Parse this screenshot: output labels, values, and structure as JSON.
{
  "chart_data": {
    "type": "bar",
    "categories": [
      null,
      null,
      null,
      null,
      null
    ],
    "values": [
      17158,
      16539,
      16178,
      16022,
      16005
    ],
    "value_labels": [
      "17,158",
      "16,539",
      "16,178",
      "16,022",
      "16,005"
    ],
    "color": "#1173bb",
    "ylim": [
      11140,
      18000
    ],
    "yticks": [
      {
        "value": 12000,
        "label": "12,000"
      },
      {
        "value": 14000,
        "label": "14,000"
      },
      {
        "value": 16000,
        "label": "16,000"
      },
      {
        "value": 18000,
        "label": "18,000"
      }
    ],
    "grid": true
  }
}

▸ PROBLEM TO SOLVE
Gather all the lines that include the word "values" and copy them out.

▸ EXERCISE RESPONSE
Parse this screenshot: output labels, values, and structure as JSON.
    "values": [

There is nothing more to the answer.